• [What you will do]
Collect each line containing "JSON".

___ Dataset content ___

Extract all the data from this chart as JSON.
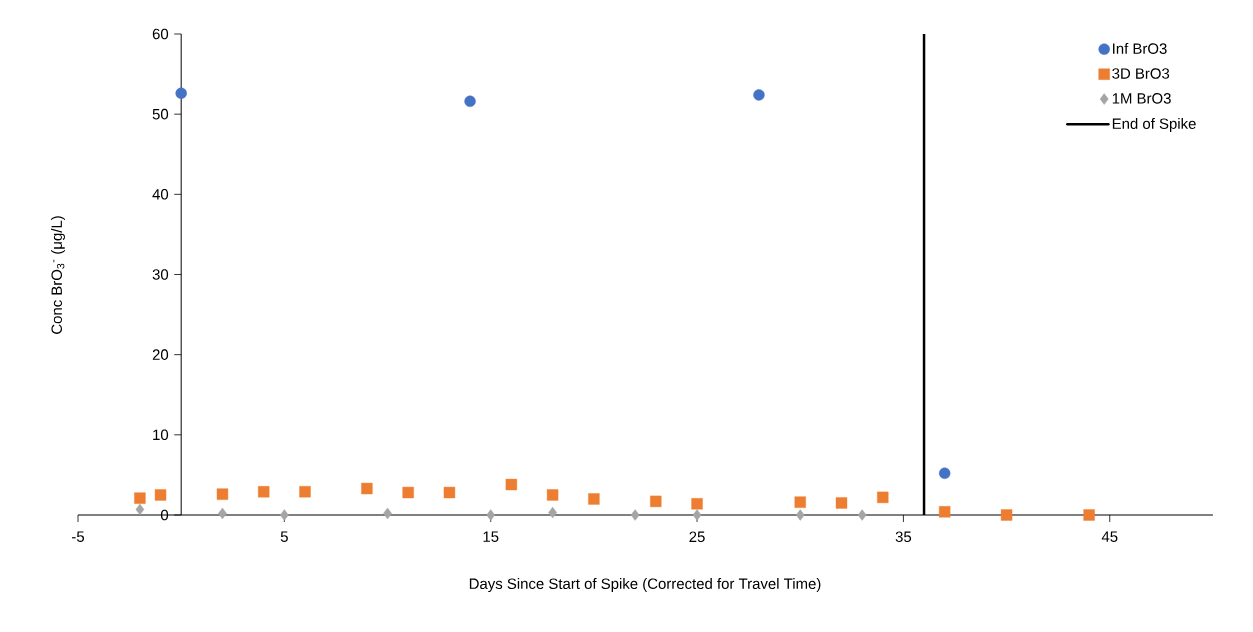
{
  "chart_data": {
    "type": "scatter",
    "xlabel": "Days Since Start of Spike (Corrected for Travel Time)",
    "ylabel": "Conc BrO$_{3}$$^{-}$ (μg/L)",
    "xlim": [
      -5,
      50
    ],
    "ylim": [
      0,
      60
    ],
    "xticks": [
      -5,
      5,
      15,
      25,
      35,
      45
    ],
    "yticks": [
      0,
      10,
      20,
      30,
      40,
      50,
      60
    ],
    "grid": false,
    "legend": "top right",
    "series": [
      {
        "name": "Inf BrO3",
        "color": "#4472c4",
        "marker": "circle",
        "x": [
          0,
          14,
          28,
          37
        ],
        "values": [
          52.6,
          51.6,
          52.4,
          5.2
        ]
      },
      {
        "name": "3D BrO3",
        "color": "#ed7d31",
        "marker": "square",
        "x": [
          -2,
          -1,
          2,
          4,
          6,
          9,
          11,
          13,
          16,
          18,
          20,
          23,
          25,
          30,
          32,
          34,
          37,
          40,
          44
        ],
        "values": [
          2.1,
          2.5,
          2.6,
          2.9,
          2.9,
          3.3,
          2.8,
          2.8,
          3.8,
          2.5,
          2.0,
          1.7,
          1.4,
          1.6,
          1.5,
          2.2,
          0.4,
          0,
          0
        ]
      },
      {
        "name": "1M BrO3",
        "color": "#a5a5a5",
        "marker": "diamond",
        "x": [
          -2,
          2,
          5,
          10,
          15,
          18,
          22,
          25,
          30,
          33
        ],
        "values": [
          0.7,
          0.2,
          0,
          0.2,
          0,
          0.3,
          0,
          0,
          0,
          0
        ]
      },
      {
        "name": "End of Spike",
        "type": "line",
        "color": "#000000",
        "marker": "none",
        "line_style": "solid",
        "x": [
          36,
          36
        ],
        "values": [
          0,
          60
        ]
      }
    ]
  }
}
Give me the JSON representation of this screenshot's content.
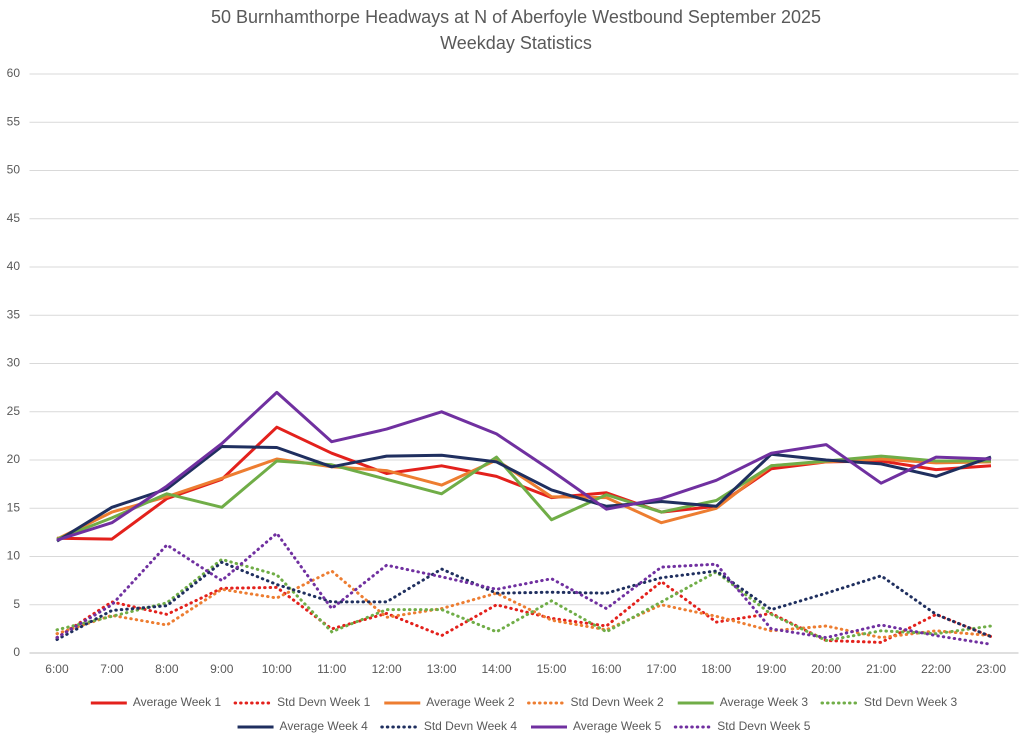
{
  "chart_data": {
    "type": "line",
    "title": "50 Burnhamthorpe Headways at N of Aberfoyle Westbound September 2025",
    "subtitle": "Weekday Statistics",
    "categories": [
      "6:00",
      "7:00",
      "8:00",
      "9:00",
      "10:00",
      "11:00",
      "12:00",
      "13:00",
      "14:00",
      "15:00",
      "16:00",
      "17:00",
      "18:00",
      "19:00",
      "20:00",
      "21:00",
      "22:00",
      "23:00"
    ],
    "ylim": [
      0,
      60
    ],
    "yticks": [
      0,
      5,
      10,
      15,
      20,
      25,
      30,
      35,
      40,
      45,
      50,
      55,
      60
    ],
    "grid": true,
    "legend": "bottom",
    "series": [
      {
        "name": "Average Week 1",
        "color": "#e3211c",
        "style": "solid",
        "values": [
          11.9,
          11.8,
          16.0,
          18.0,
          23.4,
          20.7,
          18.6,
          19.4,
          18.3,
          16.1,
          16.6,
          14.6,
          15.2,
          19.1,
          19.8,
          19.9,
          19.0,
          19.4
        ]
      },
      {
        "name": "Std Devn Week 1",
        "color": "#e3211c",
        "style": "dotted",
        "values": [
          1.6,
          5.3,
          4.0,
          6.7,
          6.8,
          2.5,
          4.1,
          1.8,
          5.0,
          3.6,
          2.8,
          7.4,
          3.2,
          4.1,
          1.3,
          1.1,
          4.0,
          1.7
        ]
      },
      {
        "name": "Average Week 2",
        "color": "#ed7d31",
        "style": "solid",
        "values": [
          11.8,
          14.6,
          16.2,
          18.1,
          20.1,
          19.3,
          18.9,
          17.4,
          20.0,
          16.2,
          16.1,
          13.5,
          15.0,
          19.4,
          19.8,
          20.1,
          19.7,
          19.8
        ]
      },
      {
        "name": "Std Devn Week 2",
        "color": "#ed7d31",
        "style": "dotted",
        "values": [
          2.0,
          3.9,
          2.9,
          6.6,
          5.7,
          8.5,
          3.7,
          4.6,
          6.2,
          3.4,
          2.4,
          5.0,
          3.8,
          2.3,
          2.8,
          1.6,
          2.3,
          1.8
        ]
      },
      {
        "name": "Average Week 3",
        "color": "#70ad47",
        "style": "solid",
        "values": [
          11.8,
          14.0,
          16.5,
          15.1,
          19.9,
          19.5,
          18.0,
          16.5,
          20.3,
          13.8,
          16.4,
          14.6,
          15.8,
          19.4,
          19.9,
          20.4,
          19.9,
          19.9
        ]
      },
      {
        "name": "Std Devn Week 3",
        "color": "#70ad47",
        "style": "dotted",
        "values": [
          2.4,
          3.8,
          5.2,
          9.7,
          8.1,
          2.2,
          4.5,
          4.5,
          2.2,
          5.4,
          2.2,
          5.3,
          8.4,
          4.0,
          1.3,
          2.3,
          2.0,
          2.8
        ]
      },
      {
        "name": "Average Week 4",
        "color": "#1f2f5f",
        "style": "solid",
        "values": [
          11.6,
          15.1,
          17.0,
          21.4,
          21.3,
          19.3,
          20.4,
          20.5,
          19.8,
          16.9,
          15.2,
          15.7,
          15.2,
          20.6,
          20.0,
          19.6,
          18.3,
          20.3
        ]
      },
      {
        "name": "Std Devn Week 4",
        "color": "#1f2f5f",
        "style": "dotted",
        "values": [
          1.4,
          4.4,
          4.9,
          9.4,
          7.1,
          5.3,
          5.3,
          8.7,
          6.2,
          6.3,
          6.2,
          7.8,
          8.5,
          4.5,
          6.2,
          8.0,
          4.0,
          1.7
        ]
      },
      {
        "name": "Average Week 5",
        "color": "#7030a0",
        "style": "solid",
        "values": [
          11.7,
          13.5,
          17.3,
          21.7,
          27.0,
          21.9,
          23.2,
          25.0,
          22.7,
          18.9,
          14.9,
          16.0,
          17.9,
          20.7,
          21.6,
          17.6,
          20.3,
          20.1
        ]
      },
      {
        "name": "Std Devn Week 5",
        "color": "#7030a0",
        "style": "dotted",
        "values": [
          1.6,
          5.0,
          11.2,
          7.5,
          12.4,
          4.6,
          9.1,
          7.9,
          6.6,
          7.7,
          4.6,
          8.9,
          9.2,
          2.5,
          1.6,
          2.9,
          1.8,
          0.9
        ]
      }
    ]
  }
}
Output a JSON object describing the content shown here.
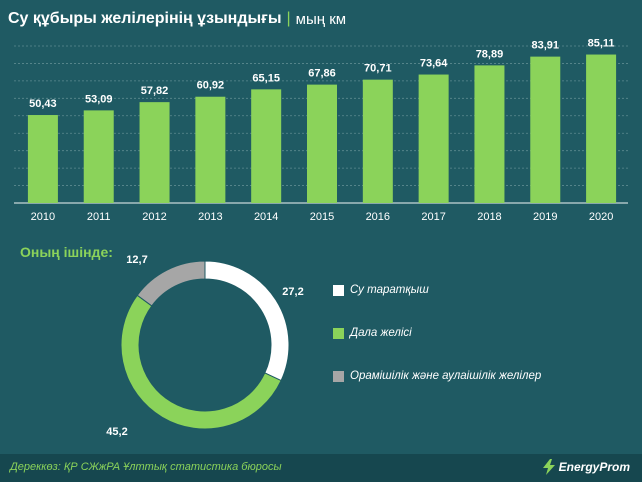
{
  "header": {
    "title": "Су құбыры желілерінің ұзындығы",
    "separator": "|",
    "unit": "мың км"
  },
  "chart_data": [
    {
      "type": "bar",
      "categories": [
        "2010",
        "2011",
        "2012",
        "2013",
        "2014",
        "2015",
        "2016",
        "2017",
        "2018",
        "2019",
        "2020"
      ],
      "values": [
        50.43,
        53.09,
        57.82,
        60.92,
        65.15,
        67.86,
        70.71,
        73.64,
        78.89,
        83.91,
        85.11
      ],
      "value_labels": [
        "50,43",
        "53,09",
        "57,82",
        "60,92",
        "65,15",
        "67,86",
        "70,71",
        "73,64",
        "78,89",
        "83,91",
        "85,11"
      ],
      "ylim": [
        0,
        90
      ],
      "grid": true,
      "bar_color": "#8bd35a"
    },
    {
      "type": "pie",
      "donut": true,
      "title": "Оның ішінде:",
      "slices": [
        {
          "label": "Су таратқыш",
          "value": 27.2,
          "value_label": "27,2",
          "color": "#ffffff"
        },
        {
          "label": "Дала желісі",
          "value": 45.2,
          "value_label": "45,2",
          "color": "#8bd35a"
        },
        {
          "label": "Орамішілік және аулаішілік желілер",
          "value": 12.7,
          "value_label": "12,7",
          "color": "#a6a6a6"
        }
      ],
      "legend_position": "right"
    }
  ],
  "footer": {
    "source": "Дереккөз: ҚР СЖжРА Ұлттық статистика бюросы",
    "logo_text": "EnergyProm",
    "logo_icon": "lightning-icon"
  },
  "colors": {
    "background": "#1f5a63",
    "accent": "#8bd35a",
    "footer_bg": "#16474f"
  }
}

___

• [Written solution]
Extract all the data from this chart as JSON.
Give me the JSON representation of this screenshot's content.
Output a JSON object describing the content shown here.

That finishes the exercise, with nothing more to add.